TASK TO COMPLETE
Give each of these lines again with "bounding box" replaced by "enclosing box" and everything else unchanged. Leave the pictures out of your answer.

□ □ □ □ □

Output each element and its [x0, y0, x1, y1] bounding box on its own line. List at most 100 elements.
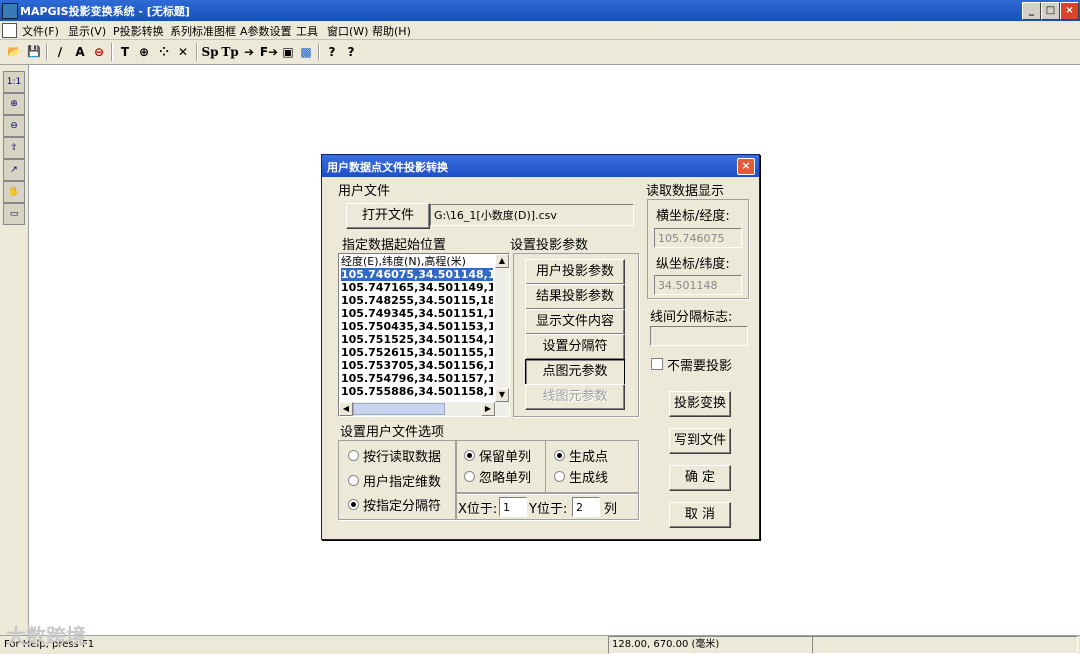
list-vertical-scrollbar[interactable]: ▲ ▼ [495, 254, 509, 402]
text-a-icon[interactable]: A [72, 43, 88, 61]
column-divider [545, 440, 546, 492]
zoom-1to1-icon[interactable]: 1:1 [3, 71, 25, 93]
zoom-in-icon[interactable]: ⊕ [3, 93, 25, 115]
erase-icon[interactable]: ⊖ [91, 43, 107, 61]
user-file-label: 用户文件 [338, 184, 391, 199]
show-file-content-button[interactable]: 显示文件内容 [525, 309, 625, 335]
pan-arrow-icon[interactable]: ↗ [3, 159, 25, 181]
screen-icon[interactable]: ▣ [280, 43, 296, 61]
set-separator-button[interactable]: 设置分隔符 [525, 334, 625, 360]
f-arrow-icon[interactable]: F➔ [259, 43, 279, 61]
y-position-label: Y位于: [529, 502, 568, 517]
scroll-down-icon[interactable]: ▼ [495, 388, 509, 402]
restore-button[interactable]: □ [1041, 2, 1060, 20]
write-to-file-button[interactable]: 写到文件 [669, 428, 731, 454]
list-item[interactable]: 105.750435,34.501153,1816 [341, 320, 493, 333]
menu-frames[interactable]: 系列标准图框 [170, 23, 236, 39]
data-listbox[interactable]: 经度(E),纬度(N),高程(米) 105.746075,34.501148, 1… [338, 253, 510, 417]
keep-single-column-radio[interactable] [464, 450, 475, 461]
ok-button[interactable]: 确 定 [669, 465, 731, 491]
help-icon[interactable]: ? [324, 43, 340, 61]
by-separator-radio[interactable] [348, 499, 359, 510]
context-help-icon[interactable]: ? [343, 43, 359, 61]
zoom-out-icon[interactable]: ⊖ [3, 115, 25, 137]
save-icon[interactable]: 💾 [26, 43, 42, 61]
list-item-selected[interactable]: 105.746075,34.501148,1776 [341, 268, 493, 281]
crosshair-icon[interactable]: ⊕ [136, 43, 152, 61]
line-element-params-button[interactable]: 线图元参数 [525, 384, 625, 410]
sp-icon[interactable]: Sp [201, 43, 219, 61]
generate-lines-radio[interactable] [554, 471, 565, 482]
generate-points-label: 生成点 [569, 450, 609, 465]
list-item[interactable]: 105.755886,34.501158,1884 [341, 385, 493, 398]
arrow-right-icon[interactable]: ➔ [241, 43, 257, 61]
tp-icon[interactable]: Tp [221, 43, 239, 61]
menu-view[interactable]: 显示(V) [68, 23, 106, 39]
read-by-row-radio[interactable] [348, 450, 359, 461]
menu-tools[interactable]: 工具 [296, 23, 318, 39]
list-item[interactable]: 105.751525,34.501154,1833 [341, 333, 493, 346]
read-by-row-label: 按行读取数据 [363, 450, 442, 465]
result-projection-params-button[interactable]: 结果投影参数 [525, 284, 625, 310]
file-path-field[interactable]: G:\16_1[小数度(D)].csv [430, 204, 634, 226]
dialog-close-icon[interactable]: × [737, 158, 755, 175]
menu-file[interactable]: 文件(F) [22, 23, 59, 39]
menu-help[interactable]: 帮助(H) [372, 23, 411, 39]
points-icon[interactable]: ⁘ [156, 43, 172, 61]
list-item[interactable]: 105.752615,34.501155,1847 [341, 346, 493, 359]
toolbar: 📂 💾 ∕ A ⊖ T ⊕ ⁘ ✕ Sp Tp ➔ F➔ ▣ ▩ ? ? [0, 40, 1080, 65]
x-coordinate-label: 横坐标/经度: [656, 209, 730, 224]
keep-single-column-label: 保留单列 [479, 450, 532, 465]
user-projection-params-button[interactable]: 用户投影参数 [525, 259, 625, 285]
y-position-input[interactable]: 2 [572, 497, 600, 517]
projection-transform-button[interactable]: 投影变换 [669, 391, 731, 417]
line-separator-field[interactable] [650, 326, 748, 346]
eraser-icon[interactable]: ▭ [3, 203, 25, 225]
y-coordinate-label: 纵坐标/纬度: [656, 257, 730, 272]
no-projection-checkbox[interactable] [651, 358, 663, 370]
generate-points-radio[interactable] [554, 450, 565, 461]
open-folder-icon[interactable]: 📂 [6, 43, 22, 61]
projection-dialog: 用户数据点文件投影转换 × 用户文件 打开文件 G:\16_1[小数度(D)].… [321, 154, 760, 540]
generate-lines-label: 生成线 [569, 471, 609, 486]
text-t-icon[interactable]: T [117, 43, 133, 61]
open-file-button[interactable]: 打开文件 [346, 203, 430, 229]
cross-icon[interactable]: ✕ [175, 43, 191, 61]
document-icon[interactable] [2, 23, 17, 38]
list-item[interactable]: 105.754796,34.501157,1864 [341, 372, 493, 385]
menu-bar: 文件(F) 显示(V) P投影转换 系列标准图框 A参数设置 工具 窗口(W) … [0, 21, 1080, 40]
polyline-icon[interactable]: ∕ [52, 43, 68, 61]
y-coordinate-field: 34.501148 [654, 275, 742, 295]
left-toolbar: 1:1 ⊕ ⊖ ⇧ ↗ 🖐 ▭ [0, 65, 29, 635]
grid-icon[interactable]: ▩ [298, 43, 314, 61]
scroll-left-icon[interactable]: ◀ [339, 402, 353, 416]
user-dimension-radio[interactable] [348, 475, 359, 486]
scroll-thumb[interactable] [353, 403, 445, 415]
ignore-single-column-radio[interactable] [464, 471, 475, 482]
menu-params[interactable]: A参数设置 [240, 23, 292, 39]
projection-params-label: 设置投影参数 [510, 238, 589, 253]
toolbar-divider [318, 43, 320, 61]
list-item[interactable]: 105.749345,34.501151,1808 [341, 307, 493, 320]
list-item[interactable]: 105.753705,34.501156,1853 [341, 359, 493, 372]
minimize-button[interactable]: _ [1022, 2, 1041, 20]
point-element-params-button[interactable]: 点图元参数 [525, 359, 625, 385]
list-item[interactable]: 105.747165,34.501149,1796 [341, 281, 493, 294]
dialog-title: 用户数据点文件投影转换 [327, 161, 448, 174]
cancel-button[interactable]: 取 消 [669, 502, 731, 528]
home-view-icon[interactable]: ⇧ [3, 137, 25, 159]
list-horizontal-scrollbar[interactable]: ◀ ▶ [339, 402, 509, 416]
scroll-up-icon[interactable]: ▲ [495, 254, 509, 268]
close-button[interactable]: × [1060, 2, 1079, 20]
toolbar-divider [111, 43, 113, 61]
list-item[interactable]: 105.748255,34.50115,1804. [341, 294, 493, 307]
toolbar-divider [196, 43, 198, 61]
scroll-right-icon[interactable]: ▶ [481, 402, 495, 416]
line-separator-label: 线间分隔标志: [650, 310, 733, 325]
x-coordinate-field: 105.746075 [654, 228, 742, 248]
list-item[interactable]: 经度(E),纬度(N),高程(米) [341, 255, 493, 268]
hand-icon[interactable]: 🖐 [3, 181, 25, 203]
x-position-input[interactable]: 1 [499, 497, 527, 517]
menu-window[interactable]: 窗口(W) [327, 23, 368, 39]
menu-projection[interactable]: P投影转换 [113, 23, 164, 39]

□ □ □ □ □

EXERCISE RESPONSE
Output each element and its [x0, y0, x1, y1] enclosing box on its own line. List at most 100 elements.
list-vertical-scrollbar[interactable]: ▲ ▼ [495, 254, 509, 402]
text-a-icon[interactable]: A [72, 43, 88, 61]
column-divider [545, 440, 546, 492]
zoom-1to1-icon[interactable]: 1:1 [3, 71, 25, 93]
zoom-in-icon[interactable]: ⊕ [3, 93, 25, 115]
erase-icon[interactable]: ⊖ [91, 43, 107, 61]
user-file-label: 用户文件 [338, 184, 391, 199]
show-file-content-button[interactable]: 显示文件内容 [525, 309, 625, 335]
pan-arrow-icon[interactable]: ↗ [3, 159, 25, 181]
screen-icon[interactable]: ▣ [280, 43, 296, 61]
set-separator-button[interactable]: 设置分隔符 [525, 334, 625, 360]
f-arrow-icon[interactable]: F➔ [259, 43, 279, 61]
y-position-label: Y位于: [529, 502, 568, 517]
scroll-down-icon[interactable]: ▼ [495, 388, 509, 402]
restore-button[interactable]: □ [1041, 2, 1060, 20]
write-to-file-button[interactable]: 写到文件 [669, 428, 731, 454]
list-item[interactable]: 105.750435,34.501153,1816 [341, 320, 493, 333]
menu-frames[interactable]: 系列标准图框 [170, 23, 236, 39]
data-listbox[interactable]: 经度(E),纬度(N),高程(米) 105.746075,34.501148, 1… [338, 253, 510, 417]
keep-single-column-radio[interactable] [464, 450, 475, 461]
ok-button[interactable]: 确 定 [669, 465, 731, 491]
help-icon[interactable]: ? [324, 43, 340, 61]
by-separator-radio[interactable] [348, 499, 359, 510]
context-help-icon[interactable]: ? [343, 43, 359, 61]
zoom-out-icon[interactable]: ⊖ [3, 115, 25, 137]
save-icon[interactable]: 💾 [26, 43, 42, 61]
list-item-selected[interactable]: 105.746075,34.501148,1776 [341, 268, 493, 281]
crosshair-icon[interactable]: ⊕ [136, 43, 152, 61]
line-element-params-button[interactable]: 线图元参数 [525, 384, 625, 410]
sp-icon[interactable]: Sp [201, 43, 219, 61]
generate-lines-radio[interactable] [554, 471, 565, 482]
generate-points-label: 生成点 [569, 450, 609, 465]
list-item[interactable]: 105.755886,34.501158,1884 [341, 385, 493, 398]
arrow-right-icon[interactable]: ➔ [241, 43, 257, 61]
tp-icon[interactable]: Tp [221, 43, 239, 61]
menu-view[interactable]: 显示(V) [68, 23, 106, 39]
read-by-row-radio[interactable] [348, 450, 359, 461]
menu-tools[interactable]: 工具 [296, 23, 318, 39]
list-item[interactable]: 105.751525,34.501154,1833 [341, 333, 493, 346]
read-by-row-label: 按行读取数据 [363, 450, 442, 465]
result-projection-params-button[interactable]: 结果投影参数 [525, 284, 625, 310]
file-path-field[interactable]: G:\16_1[小数度(D)].csv [430, 204, 634, 226]
dialog-close-icon[interactable]: × [737, 158, 755, 175]
menu-file[interactable]: 文件(F) [22, 23, 59, 39]
menu-help[interactable]: 帮助(H) [372, 23, 411, 39]
points-icon[interactable]: ⁘ [156, 43, 172, 61]
list-item[interactable]: 105.752615,34.501155,1847 [341, 346, 493, 359]
toolbar: 📂 💾 ∕ A ⊖ T ⊕ ⁘ ✕ Sp Tp ➔ F➔ ▣ ▩ ? ? [0, 40, 1080, 65]
x-coordinate-label: 横坐标/经度: [656, 209, 730, 224]
keep-single-column-label: 保留单列 [479, 450, 532, 465]
user-projection-params-button[interactable]: 用户投影参数 [525, 259, 625, 285]
y-position-input[interactable]: 2 [572, 497, 600, 517]
projection-transform-button[interactable]: 投影变换 [669, 391, 731, 417]
line-separator-field[interactable] [650, 326, 748, 346]
eraser-icon[interactable]: ▭ [3, 203, 25, 225]
y-coordinate-label: 纵坐标/纬度: [656, 257, 730, 272]
no-projection-checkbox[interactable] [651, 358, 663, 370]
generate-points-radio[interactable] [554, 450, 565, 461]
open-folder-icon[interactable]: 📂 [6, 43, 22, 61]
projection-dialog: 用户数据点文件投影转换 × 用户文件 打开文件 G:\16_1[小数度(D)].… [321, 154, 760, 540]
generate-lines-label: 生成线 [569, 471, 609, 486]
text-t-icon[interactable]: T [117, 43, 133, 61]
open-file-button[interactable]: 打开文件 [346, 203, 430, 229]
cross-icon[interactable]: ✕ [175, 43, 191, 61]
document-icon[interactable] [2, 23, 17, 38]
list-item[interactable]: 105.754796,34.501157,1864 [341, 372, 493, 385]
menu-bar: 文件(F) 显示(V) P投影转换 系列标准图框 A参数设置 工具 窗口(W) … [0, 21, 1080, 40]
polyline-icon[interactable]: ∕ [52, 43, 68, 61]
y-coordinate-field: 34.501148 [654, 275, 742, 295]
left-toolbar: 1:1 ⊕ ⊖ ⇧ ↗ 🖐 ▭ [0, 65, 29, 635]
grid-icon[interactable]: ▩ [298, 43, 314, 61]
scroll-left-icon[interactable]: ◀ [339, 402, 353, 416]
user-dimension-radio[interactable] [348, 475, 359, 486]
scroll-thumb[interactable] [353, 403, 445, 415]
ignore-single-column-radio[interactable] [464, 471, 475, 482]
menu-params[interactable]: A参数设置 [240, 23, 292, 39]
projection-params-label: 设置投影参数 [510, 238, 589, 253]
toolbar-divider [318, 43, 320, 61]
list-item[interactable]: 105.749345,34.501151,1808 [341, 307, 493, 320]
list-item[interactable]: 105.753705,34.501156,1853 [341, 359, 493, 372]
minimize-button[interactable]: _ [1022, 2, 1041, 20]
point-element-params-button[interactable]: 点图元参数 [525, 359, 625, 385]
list-item[interactable]: 105.747165,34.501149,1796 [341, 281, 493, 294]
dialog-title: 用户数据点文件投影转换 [327, 161, 448, 174]
cancel-button[interactable]: 取 消 [669, 502, 731, 528]
home-view-icon[interactable]: ⇧ [3, 137, 25, 159]
list-horizontal-scrollbar[interactable]: ◀ ▶ [339, 402, 509, 416]
scroll-up-icon[interactable]: ▲ [495, 254, 509, 268]
close-button[interactable]: × [1060, 2, 1079, 20]
toolbar-divider [111, 43, 113, 61]
list-item[interactable]: 105.748255,34.50115,1804. [341, 294, 493, 307]
toolbar-divider [196, 43, 198, 61]
scroll-right-icon[interactable]: ▶ [481, 402, 495, 416]
line-separator-label: 线间分隔标志: [650, 310, 733, 325]
x-coordinate-field: 105.746075 [654, 228, 742, 248]
list-item[interactable]: 经度(E),纬度(N),高程(米) [341, 255, 493, 268]
hand-icon[interactable]: 🖐 [3, 181, 25, 203]
x-position-input[interactable]: 1 [499, 497, 527, 517]
menu-window[interactable]: 窗口(W) [327, 23, 368, 39]
menu-projection[interactable]: P投影转换 [113, 23, 164, 39]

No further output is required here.